[Stored data]
** begin **

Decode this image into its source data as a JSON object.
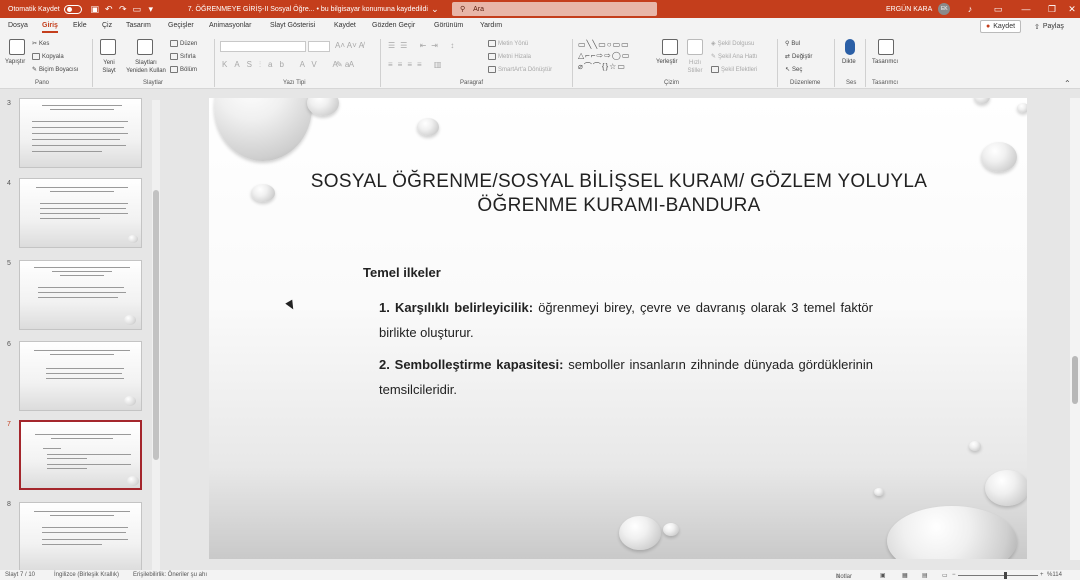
{
  "titlebar": {
    "autosave_label": "Otomatik Kaydet",
    "doc_title": "7. ÖĞRENMEYE GİRİŞ-II Sosyal Öğre... • bu bilgisayar konumuna kaydedildi",
    "search_placeholder": "Ara",
    "user_name": "ERGÜN KARA",
    "user_initials": "EK"
  },
  "menu": {
    "tabs": [
      "Dosya",
      "Giriş",
      "Ekle",
      "Çiz",
      "Tasarım",
      "Geçişler",
      "Animasyonlar",
      "Slayt Gösterisi",
      "Kaydet",
      "Gözden Geçir",
      "Görünüm",
      "Yardım"
    ],
    "active_tab": "Giriş",
    "save_button": "Kaydet",
    "share_button": "Paylaş"
  },
  "ribbon": {
    "clipboard": {
      "paste": "Yapıştır",
      "cut": "Kes",
      "copy": "Kopyala",
      "format_painter": "Biçim Boyacısı",
      "label": "Pano"
    },
    "slides": {
      "new_slide": "Yeni Slayt",
      "reuse": "Slaytları Yeniden Kullan",
      "layout": "Düzen",
      "reset": "Sıfırla",
      "section": "Bölüm",
      "label": "Slaytlar"
    },
    "font": {
      "label": "Yazı Tipi"
    },
    "paragraph": {
      "text_direction": "Metin Yönü",
      "align_text": "Metni Hizala",
      "smartart": "SmartArt'a Dönüştür",
      "label": "Paragraf"
    },
    "drawing": {
      "arrange": "Yerleştir",
      "quick_styles": "Hızlı Stiller",
      "shape_fill": "Şekil Dolgusu",
      "shape_outline": "Şekil Ana Hattı",
      "shape_effects": "Şekil Efektleri",
      "label": "Çizim"
    },
    "editing": {
      "find": "Bul",
      "replace": "Değiştir",
      "select": "Seç",
      "label": "Düzenleme"
    },
    "voice": {
      "dictate": "Dikte",
      "label": "Ses"
    },
    "designer": {
      "designer": "Tasarımcı",
      "label": "Tasarımcı"
    }
  },
  "thumbnails": [
    {
      "num": "3",
      "selected": false
    },
    {
      "num": "4",
      "selected": false
    },
    {
      "num": "5",
      "selected": false
    },
    {
      "num": "6",
      "selected": false
    },
    {
      "num": "7",
      "selected": true
    },
    {
      "num": "8",
      "selected": false
    }
  ],
  "slide": {
    "title_line1": "SOSYAL ÖĞRENME/SOSYAL BİLİŞSEL KURAM/ GÖZLEM YOLUYLA",
    "title_line2": "ÖĞRENME KURAMI-BANDURA",
    "section_heading": "Temel ilkeler",
    "points": [
      {
        "num": "1.",
        "term": "Karşılıklı belirleyicilik:",
        "text": "öğrenmeyi birey, çevre ve davranış olarak 3 temel faktör birlikte oluşturur."
      },
      {
        "num": "2.",
        "term": "Sembolleştirme kapasitesi:",
        "text": "semboller insanların zihninde dünyada gördüklerinin temsilcileridir."
      }
    ]
  },
  "statusbar": {
    "slide_counter": "Slayt 7 / 10",
    "language": "İngilizce (Birleşik Krallık)",
    "accessibility": "Erişilebilirlik: Öneriler şu ahı",
    "notes": "Notlar",
    "zoom": "%114"
  }
}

** end **

## Set problem
Search the entries for "term" and copy out each line that has it.

## The response
        "term": "Karşılıklı belirleyicilik:",
        "term": "Sembolleştirme kapasitesi:",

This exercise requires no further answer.